** INSTRUCTIONS TO FOLLOW **
Locate every line that holds the string "name" and copy it.

Begin INFORMATION PROVIDED

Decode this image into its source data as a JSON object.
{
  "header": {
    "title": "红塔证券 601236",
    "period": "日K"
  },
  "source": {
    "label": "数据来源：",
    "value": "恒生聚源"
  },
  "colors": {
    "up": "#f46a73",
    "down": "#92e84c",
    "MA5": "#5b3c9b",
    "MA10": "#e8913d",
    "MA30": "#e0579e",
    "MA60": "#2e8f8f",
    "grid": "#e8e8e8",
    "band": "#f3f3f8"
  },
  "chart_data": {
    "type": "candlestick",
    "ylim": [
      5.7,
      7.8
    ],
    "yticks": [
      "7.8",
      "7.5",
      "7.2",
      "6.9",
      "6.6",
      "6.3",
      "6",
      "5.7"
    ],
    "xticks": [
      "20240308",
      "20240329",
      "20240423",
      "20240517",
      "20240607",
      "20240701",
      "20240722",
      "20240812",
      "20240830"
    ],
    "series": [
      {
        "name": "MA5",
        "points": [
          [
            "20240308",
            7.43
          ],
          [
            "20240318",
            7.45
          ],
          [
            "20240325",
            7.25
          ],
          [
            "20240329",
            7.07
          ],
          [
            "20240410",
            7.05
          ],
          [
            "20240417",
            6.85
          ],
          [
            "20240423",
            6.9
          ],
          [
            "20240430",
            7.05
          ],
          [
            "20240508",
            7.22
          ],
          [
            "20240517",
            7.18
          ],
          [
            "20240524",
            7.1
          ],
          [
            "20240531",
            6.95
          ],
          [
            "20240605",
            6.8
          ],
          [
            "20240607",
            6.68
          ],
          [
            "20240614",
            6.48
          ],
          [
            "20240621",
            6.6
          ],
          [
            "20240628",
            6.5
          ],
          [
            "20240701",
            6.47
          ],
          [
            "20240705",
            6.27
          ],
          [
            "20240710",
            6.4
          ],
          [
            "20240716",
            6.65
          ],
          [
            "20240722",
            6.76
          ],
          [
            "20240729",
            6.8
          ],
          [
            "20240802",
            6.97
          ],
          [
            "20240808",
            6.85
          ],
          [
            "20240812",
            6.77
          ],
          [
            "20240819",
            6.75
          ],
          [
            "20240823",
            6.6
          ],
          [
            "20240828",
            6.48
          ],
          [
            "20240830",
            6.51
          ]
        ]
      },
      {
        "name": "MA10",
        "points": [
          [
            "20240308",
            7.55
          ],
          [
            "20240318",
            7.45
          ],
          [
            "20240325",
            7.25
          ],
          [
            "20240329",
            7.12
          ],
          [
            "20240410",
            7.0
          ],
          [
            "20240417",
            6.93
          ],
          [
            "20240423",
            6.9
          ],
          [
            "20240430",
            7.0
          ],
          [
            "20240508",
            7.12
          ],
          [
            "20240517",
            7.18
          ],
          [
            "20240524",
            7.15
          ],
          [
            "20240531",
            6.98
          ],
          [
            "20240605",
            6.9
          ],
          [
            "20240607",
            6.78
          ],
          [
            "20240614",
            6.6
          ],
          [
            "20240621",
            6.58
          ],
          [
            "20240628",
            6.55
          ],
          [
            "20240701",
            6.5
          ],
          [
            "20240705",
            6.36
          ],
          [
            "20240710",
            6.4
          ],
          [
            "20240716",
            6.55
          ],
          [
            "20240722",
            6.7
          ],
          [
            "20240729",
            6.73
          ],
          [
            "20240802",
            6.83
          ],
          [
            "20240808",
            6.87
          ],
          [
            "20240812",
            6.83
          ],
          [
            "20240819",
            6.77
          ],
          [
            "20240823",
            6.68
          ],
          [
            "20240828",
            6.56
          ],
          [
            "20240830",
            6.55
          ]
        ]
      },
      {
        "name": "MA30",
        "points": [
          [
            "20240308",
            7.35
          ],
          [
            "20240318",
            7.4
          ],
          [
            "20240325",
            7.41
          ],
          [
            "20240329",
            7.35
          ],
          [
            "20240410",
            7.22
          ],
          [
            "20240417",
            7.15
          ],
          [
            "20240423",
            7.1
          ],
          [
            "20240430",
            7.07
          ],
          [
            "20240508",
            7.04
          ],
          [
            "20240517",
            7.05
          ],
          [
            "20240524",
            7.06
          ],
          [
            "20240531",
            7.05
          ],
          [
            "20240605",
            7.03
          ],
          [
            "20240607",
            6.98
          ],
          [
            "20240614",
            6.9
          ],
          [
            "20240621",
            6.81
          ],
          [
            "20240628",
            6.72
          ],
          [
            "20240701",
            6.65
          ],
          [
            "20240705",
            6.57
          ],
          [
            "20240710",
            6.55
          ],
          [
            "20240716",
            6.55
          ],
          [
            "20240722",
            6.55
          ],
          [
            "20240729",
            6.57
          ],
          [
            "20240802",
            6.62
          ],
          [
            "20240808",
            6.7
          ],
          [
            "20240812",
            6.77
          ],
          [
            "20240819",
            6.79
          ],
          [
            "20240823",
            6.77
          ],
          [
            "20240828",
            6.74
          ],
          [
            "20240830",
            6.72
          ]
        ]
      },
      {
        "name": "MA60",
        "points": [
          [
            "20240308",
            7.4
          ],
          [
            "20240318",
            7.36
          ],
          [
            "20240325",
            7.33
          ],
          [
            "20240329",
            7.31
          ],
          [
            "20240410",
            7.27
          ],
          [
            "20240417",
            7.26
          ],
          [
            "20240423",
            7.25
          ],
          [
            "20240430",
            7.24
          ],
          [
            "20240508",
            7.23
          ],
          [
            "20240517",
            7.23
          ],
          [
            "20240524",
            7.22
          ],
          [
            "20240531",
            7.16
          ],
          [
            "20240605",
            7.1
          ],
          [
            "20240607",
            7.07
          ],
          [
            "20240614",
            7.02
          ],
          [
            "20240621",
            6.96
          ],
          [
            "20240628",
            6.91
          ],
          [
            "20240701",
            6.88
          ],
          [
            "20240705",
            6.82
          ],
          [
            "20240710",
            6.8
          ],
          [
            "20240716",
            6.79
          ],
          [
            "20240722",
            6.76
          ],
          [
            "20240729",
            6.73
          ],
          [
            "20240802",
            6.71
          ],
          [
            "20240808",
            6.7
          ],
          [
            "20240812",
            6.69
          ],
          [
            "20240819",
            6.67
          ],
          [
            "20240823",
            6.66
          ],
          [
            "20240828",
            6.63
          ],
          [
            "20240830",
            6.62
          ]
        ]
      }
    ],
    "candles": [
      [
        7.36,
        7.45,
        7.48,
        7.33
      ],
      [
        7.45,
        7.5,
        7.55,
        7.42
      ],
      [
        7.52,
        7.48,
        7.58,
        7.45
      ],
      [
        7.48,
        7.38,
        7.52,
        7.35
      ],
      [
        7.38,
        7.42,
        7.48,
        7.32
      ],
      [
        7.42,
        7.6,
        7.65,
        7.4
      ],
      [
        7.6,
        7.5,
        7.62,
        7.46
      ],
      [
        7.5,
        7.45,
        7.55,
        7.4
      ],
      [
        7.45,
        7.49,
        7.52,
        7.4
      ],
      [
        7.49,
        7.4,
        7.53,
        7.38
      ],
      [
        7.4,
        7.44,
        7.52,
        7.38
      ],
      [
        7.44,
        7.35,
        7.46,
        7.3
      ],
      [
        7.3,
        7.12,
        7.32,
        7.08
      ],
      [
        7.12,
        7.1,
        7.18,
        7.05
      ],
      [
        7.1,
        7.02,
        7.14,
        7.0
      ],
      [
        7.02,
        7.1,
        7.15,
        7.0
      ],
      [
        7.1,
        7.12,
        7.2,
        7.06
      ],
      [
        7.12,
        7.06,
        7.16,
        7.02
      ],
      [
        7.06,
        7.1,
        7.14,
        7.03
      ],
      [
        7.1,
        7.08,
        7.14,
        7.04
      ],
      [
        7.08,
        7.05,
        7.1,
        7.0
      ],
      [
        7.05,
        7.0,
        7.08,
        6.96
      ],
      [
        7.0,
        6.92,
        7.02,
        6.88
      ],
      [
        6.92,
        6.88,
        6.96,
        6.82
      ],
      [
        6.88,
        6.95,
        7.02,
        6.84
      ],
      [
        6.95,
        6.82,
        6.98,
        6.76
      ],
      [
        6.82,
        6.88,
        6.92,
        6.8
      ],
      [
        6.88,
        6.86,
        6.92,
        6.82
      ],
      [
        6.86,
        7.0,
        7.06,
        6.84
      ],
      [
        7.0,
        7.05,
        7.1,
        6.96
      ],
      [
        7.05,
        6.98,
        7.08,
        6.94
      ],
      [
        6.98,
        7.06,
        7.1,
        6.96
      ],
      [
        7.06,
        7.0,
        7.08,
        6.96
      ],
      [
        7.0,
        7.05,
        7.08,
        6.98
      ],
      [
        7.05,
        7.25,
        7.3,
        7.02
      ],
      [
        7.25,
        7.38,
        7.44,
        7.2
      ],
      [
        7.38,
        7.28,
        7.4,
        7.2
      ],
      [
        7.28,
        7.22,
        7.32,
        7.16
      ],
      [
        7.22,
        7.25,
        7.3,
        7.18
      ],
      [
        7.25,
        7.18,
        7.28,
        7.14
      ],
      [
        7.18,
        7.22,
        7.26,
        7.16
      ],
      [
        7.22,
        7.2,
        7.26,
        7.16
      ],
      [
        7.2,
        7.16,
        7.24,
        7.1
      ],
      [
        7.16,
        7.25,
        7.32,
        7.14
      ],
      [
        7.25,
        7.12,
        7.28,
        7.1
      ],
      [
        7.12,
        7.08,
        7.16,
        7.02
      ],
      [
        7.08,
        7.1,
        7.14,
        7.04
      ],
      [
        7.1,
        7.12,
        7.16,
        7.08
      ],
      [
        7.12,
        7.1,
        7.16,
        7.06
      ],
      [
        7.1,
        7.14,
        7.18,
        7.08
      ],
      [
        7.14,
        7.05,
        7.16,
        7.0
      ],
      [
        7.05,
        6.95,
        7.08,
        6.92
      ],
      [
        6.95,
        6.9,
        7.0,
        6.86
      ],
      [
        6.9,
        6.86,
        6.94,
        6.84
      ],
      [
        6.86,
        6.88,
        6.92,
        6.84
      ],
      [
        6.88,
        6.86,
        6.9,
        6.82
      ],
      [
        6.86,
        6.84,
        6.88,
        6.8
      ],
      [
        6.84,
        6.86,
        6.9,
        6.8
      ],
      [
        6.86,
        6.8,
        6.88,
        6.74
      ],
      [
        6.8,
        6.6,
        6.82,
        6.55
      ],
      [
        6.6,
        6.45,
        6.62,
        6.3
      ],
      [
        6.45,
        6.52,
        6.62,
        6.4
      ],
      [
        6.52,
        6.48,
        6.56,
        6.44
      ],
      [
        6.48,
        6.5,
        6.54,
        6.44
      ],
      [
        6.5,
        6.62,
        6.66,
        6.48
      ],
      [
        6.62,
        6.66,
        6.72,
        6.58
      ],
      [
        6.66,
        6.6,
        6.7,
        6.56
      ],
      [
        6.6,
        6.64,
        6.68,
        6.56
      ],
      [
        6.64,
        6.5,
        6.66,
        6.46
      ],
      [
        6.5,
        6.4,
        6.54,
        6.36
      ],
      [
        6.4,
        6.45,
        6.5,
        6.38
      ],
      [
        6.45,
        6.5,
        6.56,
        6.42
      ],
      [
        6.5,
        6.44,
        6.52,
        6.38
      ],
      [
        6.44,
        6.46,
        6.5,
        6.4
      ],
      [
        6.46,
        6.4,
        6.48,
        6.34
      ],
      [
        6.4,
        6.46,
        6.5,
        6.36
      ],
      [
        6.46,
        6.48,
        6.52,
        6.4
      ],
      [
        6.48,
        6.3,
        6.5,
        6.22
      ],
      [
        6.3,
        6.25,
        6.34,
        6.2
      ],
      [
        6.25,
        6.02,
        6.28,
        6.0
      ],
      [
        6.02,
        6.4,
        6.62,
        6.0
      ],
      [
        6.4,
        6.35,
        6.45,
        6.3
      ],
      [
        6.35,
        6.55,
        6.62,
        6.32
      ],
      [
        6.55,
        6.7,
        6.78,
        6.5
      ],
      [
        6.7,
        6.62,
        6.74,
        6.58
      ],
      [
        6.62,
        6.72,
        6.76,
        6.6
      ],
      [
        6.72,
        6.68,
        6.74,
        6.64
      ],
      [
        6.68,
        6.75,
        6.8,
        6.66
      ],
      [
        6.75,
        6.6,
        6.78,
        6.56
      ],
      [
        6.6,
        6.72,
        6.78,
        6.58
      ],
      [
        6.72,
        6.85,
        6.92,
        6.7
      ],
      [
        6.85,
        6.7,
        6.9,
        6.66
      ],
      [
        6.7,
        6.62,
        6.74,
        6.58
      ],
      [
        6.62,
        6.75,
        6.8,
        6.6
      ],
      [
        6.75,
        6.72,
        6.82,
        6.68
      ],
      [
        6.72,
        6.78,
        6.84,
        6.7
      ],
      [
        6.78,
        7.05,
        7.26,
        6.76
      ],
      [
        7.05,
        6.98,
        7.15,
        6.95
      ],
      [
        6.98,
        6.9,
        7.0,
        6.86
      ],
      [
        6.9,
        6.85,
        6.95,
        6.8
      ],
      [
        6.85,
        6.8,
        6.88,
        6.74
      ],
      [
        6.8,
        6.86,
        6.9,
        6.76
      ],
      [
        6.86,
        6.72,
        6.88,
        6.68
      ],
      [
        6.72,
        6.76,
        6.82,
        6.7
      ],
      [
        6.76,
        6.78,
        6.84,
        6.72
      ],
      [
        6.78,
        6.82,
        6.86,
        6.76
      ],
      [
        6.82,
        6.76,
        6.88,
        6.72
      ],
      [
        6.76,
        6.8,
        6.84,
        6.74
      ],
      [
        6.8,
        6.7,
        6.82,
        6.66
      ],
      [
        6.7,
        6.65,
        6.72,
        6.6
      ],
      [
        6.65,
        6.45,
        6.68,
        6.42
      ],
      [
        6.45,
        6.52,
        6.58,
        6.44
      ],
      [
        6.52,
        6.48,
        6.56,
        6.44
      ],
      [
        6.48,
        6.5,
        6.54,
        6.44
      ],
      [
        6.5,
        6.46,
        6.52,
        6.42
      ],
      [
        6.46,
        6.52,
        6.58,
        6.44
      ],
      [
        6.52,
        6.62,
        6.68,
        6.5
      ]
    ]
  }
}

End INFORMATION PROVIDED

** WORKED ANSWER **
        "name": "MA5",
        "name": "MA10",
        "name": "MA30",
        "name": "MA60",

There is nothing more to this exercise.